Print all of the data exactly as written.
=== DATA SHOWN ===
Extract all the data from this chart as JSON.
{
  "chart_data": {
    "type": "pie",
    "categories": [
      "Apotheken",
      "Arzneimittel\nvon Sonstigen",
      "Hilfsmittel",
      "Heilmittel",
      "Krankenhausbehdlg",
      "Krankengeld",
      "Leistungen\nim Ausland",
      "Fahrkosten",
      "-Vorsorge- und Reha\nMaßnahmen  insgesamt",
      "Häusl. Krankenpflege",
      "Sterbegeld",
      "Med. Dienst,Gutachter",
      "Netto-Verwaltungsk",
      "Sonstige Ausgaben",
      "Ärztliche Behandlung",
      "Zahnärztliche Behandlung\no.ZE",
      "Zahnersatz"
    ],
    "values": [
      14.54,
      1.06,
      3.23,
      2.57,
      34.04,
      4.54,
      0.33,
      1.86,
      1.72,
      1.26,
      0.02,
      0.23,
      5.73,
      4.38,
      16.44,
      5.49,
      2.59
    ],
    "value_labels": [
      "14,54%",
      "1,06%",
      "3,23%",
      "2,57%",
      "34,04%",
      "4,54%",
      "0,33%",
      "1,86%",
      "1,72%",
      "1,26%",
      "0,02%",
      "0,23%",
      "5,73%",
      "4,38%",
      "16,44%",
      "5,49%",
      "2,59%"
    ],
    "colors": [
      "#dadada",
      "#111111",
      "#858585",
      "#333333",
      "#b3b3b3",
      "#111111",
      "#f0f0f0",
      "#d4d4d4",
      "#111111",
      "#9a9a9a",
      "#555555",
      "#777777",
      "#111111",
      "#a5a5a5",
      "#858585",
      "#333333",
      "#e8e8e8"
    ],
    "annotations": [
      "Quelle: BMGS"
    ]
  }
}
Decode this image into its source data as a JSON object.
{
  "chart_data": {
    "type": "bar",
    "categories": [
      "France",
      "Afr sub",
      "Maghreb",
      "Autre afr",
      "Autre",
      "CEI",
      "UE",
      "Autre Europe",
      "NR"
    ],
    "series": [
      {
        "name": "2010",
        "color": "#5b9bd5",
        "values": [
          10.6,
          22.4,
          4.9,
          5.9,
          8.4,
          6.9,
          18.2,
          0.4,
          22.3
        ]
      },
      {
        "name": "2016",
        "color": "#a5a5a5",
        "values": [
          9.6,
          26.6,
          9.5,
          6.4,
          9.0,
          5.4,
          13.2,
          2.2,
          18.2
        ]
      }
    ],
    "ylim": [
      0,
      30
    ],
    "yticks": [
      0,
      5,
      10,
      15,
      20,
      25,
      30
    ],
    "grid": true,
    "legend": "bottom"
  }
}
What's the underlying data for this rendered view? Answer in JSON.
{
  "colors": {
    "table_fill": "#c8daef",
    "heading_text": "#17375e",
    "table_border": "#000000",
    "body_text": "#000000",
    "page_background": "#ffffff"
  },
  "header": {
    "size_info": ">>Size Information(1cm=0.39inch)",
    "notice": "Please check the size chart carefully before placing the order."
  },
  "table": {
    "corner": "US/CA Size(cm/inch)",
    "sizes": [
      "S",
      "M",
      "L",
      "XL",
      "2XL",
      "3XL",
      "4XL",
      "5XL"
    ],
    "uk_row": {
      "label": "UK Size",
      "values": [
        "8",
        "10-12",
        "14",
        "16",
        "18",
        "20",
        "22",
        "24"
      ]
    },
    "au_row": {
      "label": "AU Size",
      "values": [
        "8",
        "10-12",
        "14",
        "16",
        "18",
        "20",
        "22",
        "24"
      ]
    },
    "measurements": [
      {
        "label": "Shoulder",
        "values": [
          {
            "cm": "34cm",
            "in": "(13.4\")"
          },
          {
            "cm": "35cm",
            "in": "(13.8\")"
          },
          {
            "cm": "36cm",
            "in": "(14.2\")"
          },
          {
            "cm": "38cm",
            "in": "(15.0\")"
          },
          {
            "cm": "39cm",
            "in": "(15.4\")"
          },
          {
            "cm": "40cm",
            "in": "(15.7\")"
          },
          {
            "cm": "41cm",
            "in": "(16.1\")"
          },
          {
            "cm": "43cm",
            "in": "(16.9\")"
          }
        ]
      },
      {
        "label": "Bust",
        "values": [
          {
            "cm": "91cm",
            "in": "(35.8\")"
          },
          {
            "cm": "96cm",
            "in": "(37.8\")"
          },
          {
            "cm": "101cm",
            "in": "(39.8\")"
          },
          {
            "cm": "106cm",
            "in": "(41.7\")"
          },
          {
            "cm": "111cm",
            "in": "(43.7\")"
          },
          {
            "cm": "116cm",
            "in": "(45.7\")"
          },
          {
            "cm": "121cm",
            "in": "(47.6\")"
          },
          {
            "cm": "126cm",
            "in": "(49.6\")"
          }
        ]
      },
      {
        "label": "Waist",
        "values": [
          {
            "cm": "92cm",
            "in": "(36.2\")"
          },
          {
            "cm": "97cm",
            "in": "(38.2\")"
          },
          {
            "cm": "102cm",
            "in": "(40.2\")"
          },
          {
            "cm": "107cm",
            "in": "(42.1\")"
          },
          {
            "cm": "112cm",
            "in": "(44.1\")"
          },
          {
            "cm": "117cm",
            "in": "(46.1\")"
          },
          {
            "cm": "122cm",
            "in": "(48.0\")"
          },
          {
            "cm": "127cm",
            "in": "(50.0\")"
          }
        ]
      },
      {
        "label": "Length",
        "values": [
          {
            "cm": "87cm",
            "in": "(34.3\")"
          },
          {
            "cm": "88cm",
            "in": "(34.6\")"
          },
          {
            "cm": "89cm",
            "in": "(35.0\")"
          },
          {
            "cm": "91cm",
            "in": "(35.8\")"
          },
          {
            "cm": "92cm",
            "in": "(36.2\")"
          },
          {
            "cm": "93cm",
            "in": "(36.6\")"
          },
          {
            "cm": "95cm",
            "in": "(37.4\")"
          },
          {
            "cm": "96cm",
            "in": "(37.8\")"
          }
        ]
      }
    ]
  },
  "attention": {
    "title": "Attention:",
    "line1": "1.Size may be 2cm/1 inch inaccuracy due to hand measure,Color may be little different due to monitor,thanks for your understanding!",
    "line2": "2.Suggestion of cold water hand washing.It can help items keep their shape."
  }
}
===
* **OUTPUT OF THE TASK**
Extract all the data from this chart as JSON.
{
  "chart_data": {
    "type": "pie",
    "categories": [
      "Apotheken",
      "Arzneimittel\nvon Sonstigen",
      "Hilfsmittel",
      "Heilmittel",
      "Krankenhausbehdlg",
      "Krankengeld",
      "Leistungen\nim Ausland",
      "Fahrkosten",
      "-Vorsorge- und Reha\nMaßnahmen  insgesamt",
      "Häusl. Krankenpflege",
      "Sterbegeld",
      "Med. Dienst,Gutachter",
      "Netto-Verwaltungsk",
      "Sonstige Ausgaben",
      "Ärztliche Behandlung",
      "Zahnärztliche Behandlung\no.ZE",
      "Zahnersatz"
    ],
    "values": [
      14.54,
      1.06,
      3.23,
      2.57,
      34.04,
      4.54,
      0.33,
      1.86,
      1.72,
      1.26,
      0.02,
      0.23,
      5.73,
      4.38,
      16.44,
      5.49,
      2.59
    ],
    "value_labels": [
      "14,54%",
      "1,06%",
      "3,23%",
      "2,57%",
      "34,04%",
      "4,54%",
      "0,33%",
      "1,86%",
      "1,72%",
      "1,26%",
      "0,02%",
      "0,23%",
      "5,73%",
      "4,38%",
      "16,44%",
      "5,49%",
      "2,59%"
    ],
    "colors": [
      "#dadada",
      "#111111",
      "#858585",
      "#333333",
      "#b3b3b3",
      "#111111",
      "#f0f0f0",
      "#d4d4d4",
      "#111111",
      "#9a9a9a",
      "#555555",
      "#777777",
      "#111111",
      "#a5a5a5",
      "#858585",
      "#333333",
      "#e8e8e8"
    ],
    "annotations": [
      "Quelle: BMGS"
    ]
  }
}
Decode this image into its source data as a JSON object.
{
  "chart_data": {
    "type": "bar",
    "categories": [
      "France",
      "Afr sub",
      "Maghreb",
      "Autre afr",
      "Autre",
      "CEI",
      "UE",
      "Autre Europe",
      "NR"
    ],
    "series": [
      {
        "name": "2010",
        "color": "#5b9bd5",
        "values": [
          10.6,
          22.4,
          4.9,
          5.9,
          8.4,
          6.9,
          18.2,
          0.4,
          22.3
        ]
      },
      {
        "name": "2016",
        "color": "#a5a5a5",
        "values": [
          9.6,
          26.6,
          9.5,
          6.4,
          9.0,
          5.4,
          13.2,
          2.2,
          18.2
        ]
      }
    ],
    "ylim": [
      0,
      30
    ],
    "yticks": [
      0,
      5,
      10,
      15,
      20,
      25,
      30
    ],
    "grid": true,
    "legend": "bottom"
  }
}
What's the underlying data for this rendered view? Answer in JSON.
{
  "colors": {
    "table_fill": "#c8daef",
    "heading_text": "#17375e",
    "table_border": "#000000",
    "body_text": "#000000",
    "page_background": "#ffffff"
  },
  "header": {
    "size_info": ">>Size Information(1cm=0.39inch)",
    "notice": "Please check the size chart carefully before placing the order."
  },
  "table": {
    "corner": "US/CA Size(cm/inch)",
    "sizes": [
      "S",
      "M",
      "L",
      "XL",
      "2XL",
      "3XL",
      "4XL",
      "5XL"
    ],
    "uk_row": {
      "label": "UK Size",
      "values": [
        "8",
        "10-12",
        "14",
        "16",
        "18",
        "20",
        "22",
        "24"
      ]
    },
    "au_row": {
      "label": "AU Size",
      "values": [
        "8",
        "10-12",
        "14",
        "16",
        "18",
        "20",
        "22",
        "24"
      ]
    },
    "measurements": [
      {
        "label": "Shoulder",
        "values": [
          {
            "cm": "34cm",
            "in": "(13.4\")"
          },
          {
            "cm": "35cm",
            "in": "(13.8\")"
          },
          {
            "cm": "36cm",
            "in": "(14.2\")"
          },
          {
            "cm": "38cm",
            "in": "(15.0\")"
          },
          {
            "cm": "39cm",
            "in": "(15.4\")"
          },
          {
            "cm": "40cm",
            "in": "(15.7\")"
          },
          {
            "cm": "41cm",
            "in": "(16.1\")"
          },
          {
            "cm": "43cm",
            "in": "(16.9\")"
          }
        ]
      },
      {
        "label": "Bust",
        "values": [
          {
            "cm": "91cm",
            "in": "(35.8\")"
          },
          {
            "cm": "96cm",
            "in": "(37.8\")"
          },
          {
            "cm": "101cm",
            "in": "(39.8\")"
          },
          {
            "cm": "106cm",
            "in": "(41.7\")"
          },
          {
            "cm": "111cm",
            "in": "(43.7\")"
          },
          {
            "cm": "116cm",
            "in": "(45.7\")"
          },
          {
            "cm": "121cm",
            "in": "(47.6\")"
          },
          {
            "cm": "126cm",
            "in": "(49.6\")"
          }
        ]
      },
      {
        "label": "Waist",
        "values": [
          {
            "cm": "92cm",
            "in": "(36.2\")"
          },
          {
            "cm": "97cm",
            "in": "(38.2\")"
          },
          {
            "cm": "102cm",
            "in": "(40.2\")"
          },
          {
            "cm": "107cm",
            "in": "(42.1\")"
          },
          {
            "cm": "112cm",
            "in": "(44.1\")"
          },
          {
            "cm": "117cm",
            "in": "(46.1\")"
          },
          {
            "cm": "122cm",
            "in": "(48.0\")"
          },
          {
            "cm": "127cm",
            "in": "(50.0\")"
          }
        ]
      },
      {
        "label": "Length",
        "values": [
          {
            "cm": "87cm",
            "in": "(34.3\")"
          },
          {
            "cm": "88cm",
            "in": "(34.6\")"
          },
          {
            "cm": "89cm",
            "in": "(35.0\")"
          },
          {
            "cm": "91cm",
            "in": "(35.8\")"
          },
          {
            "cm": "92cm",
            "in": "(36.2\")"
          },
          {
            "cm": "93cm",
            "in": "(36.6\")"
          },
          {
            "cm": "95cm",
            "in": "(37.4\")"
          },
          {
            "cm": "96cm",
            "in": "(37.8\")"
          }
        ]
      }
    ]
  },
  "attention": {
    "title": "Attention:",
    "line1": "1.Size may be 2cm/1 inch inaccuracy due to hand measure,Color may be little different due to monitor,thanks for your understanding!",
    "line2": "2.Suggestion of cold water hand washing.It can help items keep their shape."
  }
}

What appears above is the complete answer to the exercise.